═══ Exercise inputs ═══
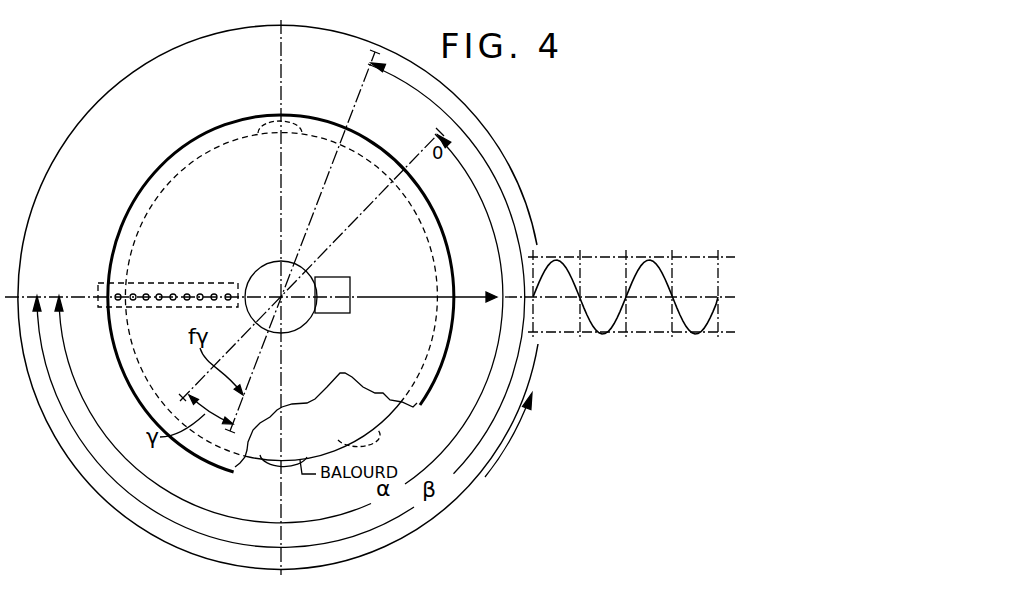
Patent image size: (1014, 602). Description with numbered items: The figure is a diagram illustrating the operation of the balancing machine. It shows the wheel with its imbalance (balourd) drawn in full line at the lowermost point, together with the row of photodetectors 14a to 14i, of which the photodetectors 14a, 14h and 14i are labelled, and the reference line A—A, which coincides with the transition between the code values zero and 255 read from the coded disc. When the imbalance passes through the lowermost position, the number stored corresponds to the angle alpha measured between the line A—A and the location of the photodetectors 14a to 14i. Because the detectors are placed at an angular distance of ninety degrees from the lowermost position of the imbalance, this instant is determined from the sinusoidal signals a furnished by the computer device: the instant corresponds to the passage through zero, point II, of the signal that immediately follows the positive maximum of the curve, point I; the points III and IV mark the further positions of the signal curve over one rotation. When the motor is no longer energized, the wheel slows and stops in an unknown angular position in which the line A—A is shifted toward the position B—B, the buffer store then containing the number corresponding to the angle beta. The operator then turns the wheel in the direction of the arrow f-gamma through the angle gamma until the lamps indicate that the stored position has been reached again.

The photodetector 14i is at (118, 293).
The photodetector 14a is at (133, 292).
The photodetector 14h is at (228, 292).
The code value 255 is at (435, 121).
The line A— A is at (428, 144).
The position B— B is at (353, 107).
The positive maximum point I is at (513, 295).
The zero passage point II is at (281, 500).
The signal point III is at (101, 296).
The signal point IV is at (281, 67).
The sinusoidal signals a is at (637, 265).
═══
● Given exercise: Edit the data above so that "balancing machine" reads "wheel balancer" everywhere, changing nothing else, and give it back without the pictures.

● Exercise result:
Patent image size: (1014, 602). Description with numbered items: The figure is a diagram illustrating the operation of the wheel balancer. It shows the wheel with its imbalance (balourd) drawn in full line at the lowermost point, together with the row of photodetectors 14a to 14i, of which the photodetectors 14a, 14h and 14i are labelled, and the reference line A—A, which coincides with the transition between the code values zero and 255 read from the coded disc. When the imbalance passes through the lowermost position, the number stored corresponds to the angle alpha measured between the line A—A and the location of the photodetectors 14a to 14i. Because the detectors are placed at an angular distance of ninety degrees from the lowermost position of the imbalance, this instant is determined from the sinusoidal signals a furnished by the computer device: the instant corresponds to the passage through zero, point II, of the signal that immediately follows the positive maximum of the curve, point I; the points III and IV mark the further positions of the signal curve over one rotation. When the motor is no longer energized, the wheel slows and stops in an unknown angular position in which the line A—A is shifted toward the position B—B, the buffer store then containing the number corresponding to the angle beta. The operator then turns the wheel in the direction of the arrow f-gamma through the angle gamma until the lamps indicate that the stored position has been reached again.

The photodetector 14i is at (118, 293).
The photodetector 14a is at (133, 292).
The photodetector 14h is at (228, 292).
The code value 255 is at (435, 121).
The line A— A is at (428, 144).
The position B— B is at (353, 107).
The positive maximum point I is at (513, 295).
The zero passage point II is at (281, 500).
The signal point III is at (101, 296).
The signal point IV is at (281, 67).
The sinusoidal signals a is at (637, 265).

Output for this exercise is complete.